◆ **What you have to do**
Go through the material below and copy each line where the word "count" appears.

■ ■ ■ ■ ■

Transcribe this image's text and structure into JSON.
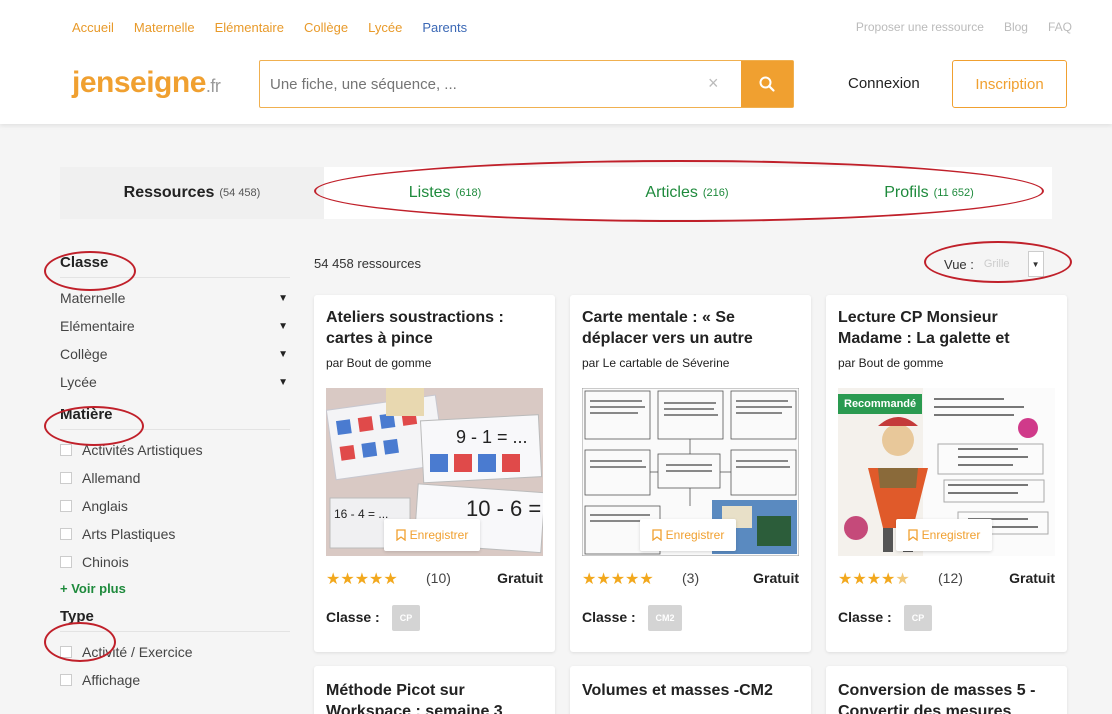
{
  "header": {
    "nav": [
      "Accueil",
      "Maternelle",
      "Elémentaire",
      "Collège",
      "Lycée",
      "Parents"
    ],
    "links": [
      "Proposer une ressource",
      "Blog",
      "FAQ"
    ],
    "logo_main": "jenseigne",
    "logo_suffix": ".fr",
    "search_placeholder": "Une fiche, une séquence, ...",
    "search_clear": "×",
    "connexion": "Connexion",
    "inscription": "Inscription"
  },
  "tabs": [
    {
      "label": "Ressources",
      "count": "(54 458)"
    },
    {
      "label": "Listes",
      "count": "(618)"
    },
    {
      "label": "Articles",
      "count": "(216)"
    },
    {
      "label": "Profils",
      "count": "(11 652)"
    }
  ],
  "sidebar": {
    "classe_title": "Classe",
    "classes": [
      "Maternelle",
      "Elémentaire",
      "Collège",
      "Lycée"
    ],
    "matiere_title": "Matière",
    "matieres": [
      "Activités Artistiques",
      "Allemand",
      "Anglais",
      "Arts Plastiques",
      "Chinois"
    ],
    "voir_plus": "+ Voir plus",
    "type_title": "Type",
    "types": [
      "Activité / Exercice",
      "Affichage"
    ]
  },
  "results": {
    "count": "54 458 ressources",
    "vue_label": "Vue :",
    "vue_value": "Grille"
  },
  "cards": [
    {
      "title": "Ateliers soustractions : cartes à pince",
      "author": "par Bout de gomme",
      "save": "Enregistrer",
      "rating": 5,
      "reviews": "(10)",
      "price": "Gratuit",
      "classe_label": "Classe :",
      "classe": "CP"
    },
    {
      "title": "Carte mentale : « Se déplacer vers un autre",
      "author": "par Le cartable de Séverine",
      "save": "Enregistrer",
      "rating": 5,
      "reviews": "(3)",
      "price": "Gratuit",
      "classe_label": "Classe :",
      "classe": "CM2"
    },
    {
      "title": "Lecture CP Monsieur Madame : La galette et",
      "author": "par Bout de gomme",
      "save": "Enregistrer",
      "rating": 4.5,
      "reviews": "(12)",
      "price": "Gratuit",
      "classe_label": "Classe :",
      "classe": "CP",
      "badge": "Recommandé"
    }
  ],
  "cards_row2": [
    {
      "title": "Méthode Picot sur Workspace : semaine 3"
    },
    {
      "title": "Volumes et masses -CM2"
    },
    {
      "title": "Conversion de masses 5 -Convertir des mesures"
    }
  ],
  "colors": {
    "accent": "#f0a030",
    "green": "#1e8a3c",
    "annotation": "#c0202a",
    "star": "#f2a81d"
  }
}
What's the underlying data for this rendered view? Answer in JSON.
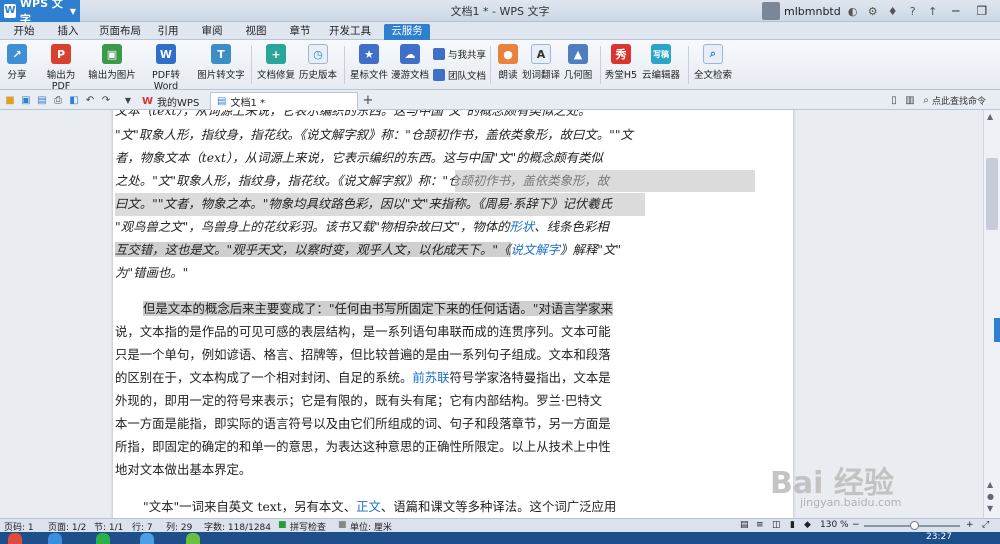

■ ■ ■ ■ ■

◆ **Problem solution**
      "count": "(54 458)"
      "count": "(618)"
      "count": "(216)"
      "count": "(11 652)"
    "count": "54 458 ressources",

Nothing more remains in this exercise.